▶ [Exercise inputs]
+++++

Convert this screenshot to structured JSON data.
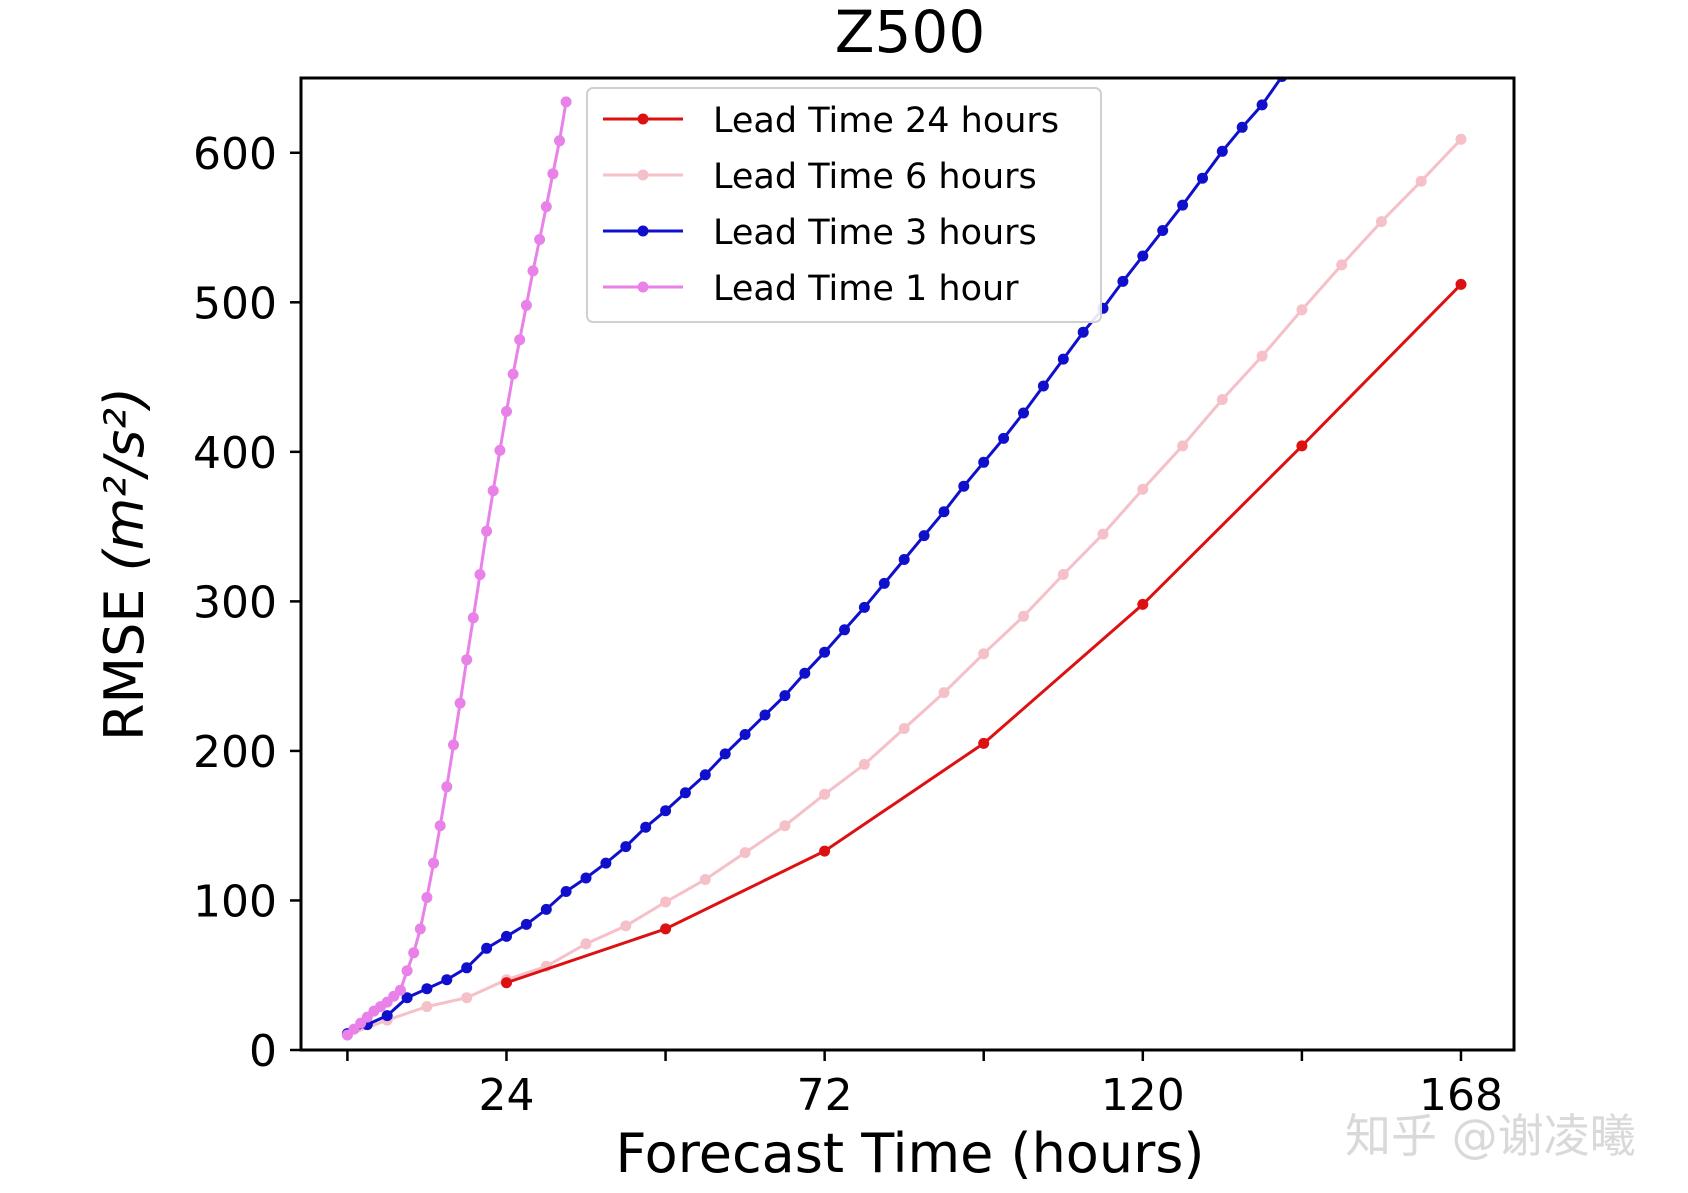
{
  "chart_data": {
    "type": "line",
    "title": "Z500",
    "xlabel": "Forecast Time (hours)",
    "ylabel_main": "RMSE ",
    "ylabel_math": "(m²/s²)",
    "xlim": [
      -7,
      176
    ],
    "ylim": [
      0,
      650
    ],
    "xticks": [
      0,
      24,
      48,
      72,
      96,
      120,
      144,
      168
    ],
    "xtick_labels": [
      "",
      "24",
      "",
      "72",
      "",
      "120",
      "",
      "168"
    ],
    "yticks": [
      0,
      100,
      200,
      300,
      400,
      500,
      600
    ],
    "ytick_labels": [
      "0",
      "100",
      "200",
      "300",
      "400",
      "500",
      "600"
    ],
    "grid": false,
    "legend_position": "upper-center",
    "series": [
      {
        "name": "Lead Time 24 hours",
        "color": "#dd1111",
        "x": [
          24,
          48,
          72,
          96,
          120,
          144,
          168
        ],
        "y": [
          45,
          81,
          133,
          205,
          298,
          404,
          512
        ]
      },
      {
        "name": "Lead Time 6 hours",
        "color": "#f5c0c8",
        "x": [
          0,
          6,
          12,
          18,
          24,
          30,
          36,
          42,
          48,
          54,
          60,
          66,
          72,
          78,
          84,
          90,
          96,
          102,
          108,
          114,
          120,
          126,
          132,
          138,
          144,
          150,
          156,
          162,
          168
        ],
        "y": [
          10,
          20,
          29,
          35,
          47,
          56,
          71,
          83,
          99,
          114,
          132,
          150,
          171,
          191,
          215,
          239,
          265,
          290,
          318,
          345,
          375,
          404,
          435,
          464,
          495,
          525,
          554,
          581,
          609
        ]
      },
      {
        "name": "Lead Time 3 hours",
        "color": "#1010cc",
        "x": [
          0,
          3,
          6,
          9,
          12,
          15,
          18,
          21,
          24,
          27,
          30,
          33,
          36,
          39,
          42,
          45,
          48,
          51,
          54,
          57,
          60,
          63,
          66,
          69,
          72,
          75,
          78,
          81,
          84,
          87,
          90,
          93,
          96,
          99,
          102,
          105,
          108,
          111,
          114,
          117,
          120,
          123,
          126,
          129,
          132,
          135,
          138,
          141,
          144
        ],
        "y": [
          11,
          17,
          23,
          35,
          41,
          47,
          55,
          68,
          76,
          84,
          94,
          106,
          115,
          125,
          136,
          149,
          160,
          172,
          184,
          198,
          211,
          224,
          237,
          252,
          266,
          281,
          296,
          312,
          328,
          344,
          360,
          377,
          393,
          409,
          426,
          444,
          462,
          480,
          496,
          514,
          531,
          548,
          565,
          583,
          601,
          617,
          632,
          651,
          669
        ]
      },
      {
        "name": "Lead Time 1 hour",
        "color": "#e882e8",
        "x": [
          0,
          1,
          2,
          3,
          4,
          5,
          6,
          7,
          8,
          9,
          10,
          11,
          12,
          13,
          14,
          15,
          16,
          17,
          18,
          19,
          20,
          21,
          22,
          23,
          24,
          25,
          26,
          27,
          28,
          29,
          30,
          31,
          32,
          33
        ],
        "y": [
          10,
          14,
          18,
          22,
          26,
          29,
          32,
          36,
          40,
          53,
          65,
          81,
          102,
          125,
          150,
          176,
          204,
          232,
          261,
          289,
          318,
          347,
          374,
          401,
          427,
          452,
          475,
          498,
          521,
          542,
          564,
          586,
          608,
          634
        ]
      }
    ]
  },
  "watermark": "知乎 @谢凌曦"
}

+++++

▶ [Request]
Transcribe the records above exactly, omitting every picture they contain.

▶ [Task result]
Convert this screenshot to structured JSON data.
{
  "chart_data": {
    "type": "line",
    "title": "Z500",
    "xlabel": "Forecast Time (hours)",
    "ylabel_main": "RMSE ",
    "ylabel_math": "(m²/s²)",
    "xlim": [
      -7,
      176
    ],
    "ylim": [
      0,
      650
    ],
    "xticks": [
      0,
      24,
      48,
      72,
      96,
      120,
      144,
      168
    ],
    "xtick_labels": [
      "",
      "24",
      "",
      "72",
      "",
      "120",
      "",
      "168"
    ],
    "yticks": [
      0,
      100,
      200,
      300,
      400,
      500,
      600
    ],
    "ytick_labels": [
      "0",
      "100",
      "200",
      "300",
      "400",
      "500",
      "600"
    ],
    "grid": false,
    "legend_position": "upper-center",
    "series": [
      {
        "name": "Lead Time 24 hours",
        "color": "#dd1111",
        "x": [
          24,
          48,
          72,
          96,
          120,
          144,
          168
        ],
        "y": [
          45,
          81,
          133,
          205,
          298,
          404,
          512
        ]
      },
      {
        "name": "Lead Time 6 hours",
        "color": "#f5c0c8",
        "x": [
          0,
          6,
          12,
          18,
          24,
          30,
          36,
          42,
          48,
          54,
          60,
          66,
          72,
          78,
          84,
          90,
          96,
          102,
          108,
          114,
          120,
          126,
          132,
          138,
          144,
          150,
          156,
          162,
          168
        ],
        "y": [
          10,
          20,
          29,
          35,
          47,
          56,
          71,
          83,
          99,
          114,
          132,
          150,
          171,
          191,
          215,
          239,
          265,
          290,
          318,
          345,
          375,
          404,
          435,
          464,
          495,
          525,
          554,
          581,
          609
        ]
      },
      {
        "name": "Lead Time 3 hours",
        "color": "#1010cc",
        "x": [
          0,
          3,
          6,
          9,
          12,
          15,
          18,
          21,
          24,
          27,
          30,
          33,
          36,
          39,
          42,
          45,
          48,
          51,
          54,
          57,
          60,
          63,
          66,
          69,
          72,
          75,
          78,
          81,
          84,
          87,
          90,
          93,
          96,
          99,
          102,
          105,
          108,
          111,
          114,
          117,
          120,
          123,
          126,
          129,
          132,
          135,
          138,
          141,
          144
        ],
        "y": [
          11,
          17,
          23,
          35,
          41,
          47,
          55,
          68,
          76,
          84,
          94,
          106,
          115,
          125,
          136,
          149,
          160,
          172,
          184,
          198,
          211,
          224,
          237,
          252,
          266,
          281,
          296,
          312,
          328,
          344,
          360,
          377,
          393,
          409,
          426,
          444,
          462,
          480,
          496,
          514,
          531,
          548,
          565,
          583,
          601,
          617,
          632,
          651,
          669
        ]
      },
      {
        "name": "Lead Time 1 hour",
        "color": "#e882e8",
        "x": [
          0,
          1,
          2,
          3,
          4,
          5,
          6,
          7,
          8,
          9,
          10,
          11,
          12,
          13,
          14,
          15,
          16,
          17,
          18,
          19,
          20,
          21,
          22,
          23,
          24,
          25,
          26,
          27,
          28,
          29,
          30,
          31,
          32,
          33
        ],
        "y": [
          10,
          14,
          18,
          22,
          26,
          29,
          32,
          36,
          40,
          53,
          65,
          81,
          102,
          125,
          150,
          176,
          204,
          232,
          261,
          289,
          318,
          347,
          374,
          401,
          427,
          452,
          475,
          498,
          521,
          542,
          564,
          586,
          608,
          634
        ]
      }
    ]
  },
  "watermark": "知乎 @谢凌曦"
}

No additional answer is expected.